_Figure data in JSON_:
------------------------------------------------------------------------
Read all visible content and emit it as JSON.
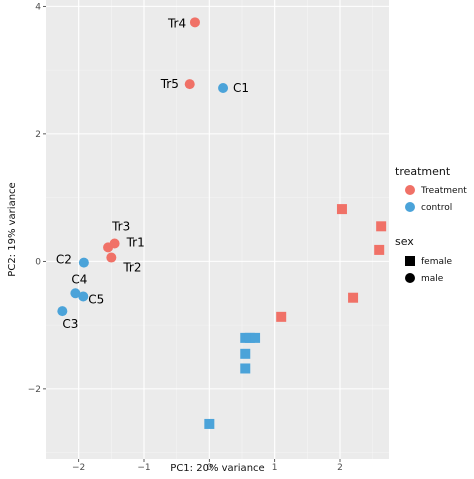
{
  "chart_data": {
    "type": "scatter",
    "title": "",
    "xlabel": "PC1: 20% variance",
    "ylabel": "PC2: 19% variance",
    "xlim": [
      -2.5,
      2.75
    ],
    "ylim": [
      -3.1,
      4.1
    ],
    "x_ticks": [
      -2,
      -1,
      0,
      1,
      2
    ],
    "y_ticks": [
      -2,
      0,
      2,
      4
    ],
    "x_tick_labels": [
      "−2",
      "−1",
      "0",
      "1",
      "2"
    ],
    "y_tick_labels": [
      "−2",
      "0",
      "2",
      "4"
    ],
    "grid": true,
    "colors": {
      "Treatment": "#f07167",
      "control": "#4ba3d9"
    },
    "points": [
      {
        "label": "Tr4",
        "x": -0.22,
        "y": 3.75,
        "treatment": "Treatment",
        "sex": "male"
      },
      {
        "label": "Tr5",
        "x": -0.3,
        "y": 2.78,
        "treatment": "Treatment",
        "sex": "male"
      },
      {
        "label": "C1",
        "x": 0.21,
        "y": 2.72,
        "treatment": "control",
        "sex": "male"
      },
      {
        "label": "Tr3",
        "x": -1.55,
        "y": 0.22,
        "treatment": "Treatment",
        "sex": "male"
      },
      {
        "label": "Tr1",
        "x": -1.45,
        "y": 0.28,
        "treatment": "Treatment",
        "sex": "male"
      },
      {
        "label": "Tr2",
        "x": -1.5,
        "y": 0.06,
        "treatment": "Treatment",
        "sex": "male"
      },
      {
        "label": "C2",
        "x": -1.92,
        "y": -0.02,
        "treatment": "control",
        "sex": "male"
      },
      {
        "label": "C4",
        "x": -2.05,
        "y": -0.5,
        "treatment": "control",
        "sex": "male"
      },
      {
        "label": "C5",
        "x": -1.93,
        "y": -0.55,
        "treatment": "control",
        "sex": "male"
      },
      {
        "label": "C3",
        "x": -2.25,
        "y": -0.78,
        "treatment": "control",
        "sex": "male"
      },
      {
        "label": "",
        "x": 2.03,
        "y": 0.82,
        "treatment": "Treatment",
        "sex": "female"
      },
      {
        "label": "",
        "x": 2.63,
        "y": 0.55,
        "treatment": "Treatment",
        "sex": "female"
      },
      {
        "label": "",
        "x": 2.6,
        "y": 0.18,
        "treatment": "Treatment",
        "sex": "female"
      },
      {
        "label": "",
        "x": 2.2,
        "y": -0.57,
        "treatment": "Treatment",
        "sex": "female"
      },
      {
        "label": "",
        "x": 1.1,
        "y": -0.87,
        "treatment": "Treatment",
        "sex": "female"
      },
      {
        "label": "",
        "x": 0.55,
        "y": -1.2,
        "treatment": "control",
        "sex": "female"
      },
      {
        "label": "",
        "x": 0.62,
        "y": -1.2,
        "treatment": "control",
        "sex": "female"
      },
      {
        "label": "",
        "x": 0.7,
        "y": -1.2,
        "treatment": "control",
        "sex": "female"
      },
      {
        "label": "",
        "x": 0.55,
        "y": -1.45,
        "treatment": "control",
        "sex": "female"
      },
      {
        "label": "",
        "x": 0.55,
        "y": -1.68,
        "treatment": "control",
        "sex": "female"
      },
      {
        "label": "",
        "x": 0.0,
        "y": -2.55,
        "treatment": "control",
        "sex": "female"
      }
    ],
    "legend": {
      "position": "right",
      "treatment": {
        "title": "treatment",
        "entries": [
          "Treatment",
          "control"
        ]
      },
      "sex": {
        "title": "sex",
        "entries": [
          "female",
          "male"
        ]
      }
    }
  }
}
------------------------------------------------------------------------
_DESCRIPTION OF THE TASK_: Look through the entries above for the word "variance". Copy every line where it shows up.

_EXPECTED ANSWER_:
    "xlabel": "PC1: 20% variance",
    "ylabel": "PC2: 19% variance",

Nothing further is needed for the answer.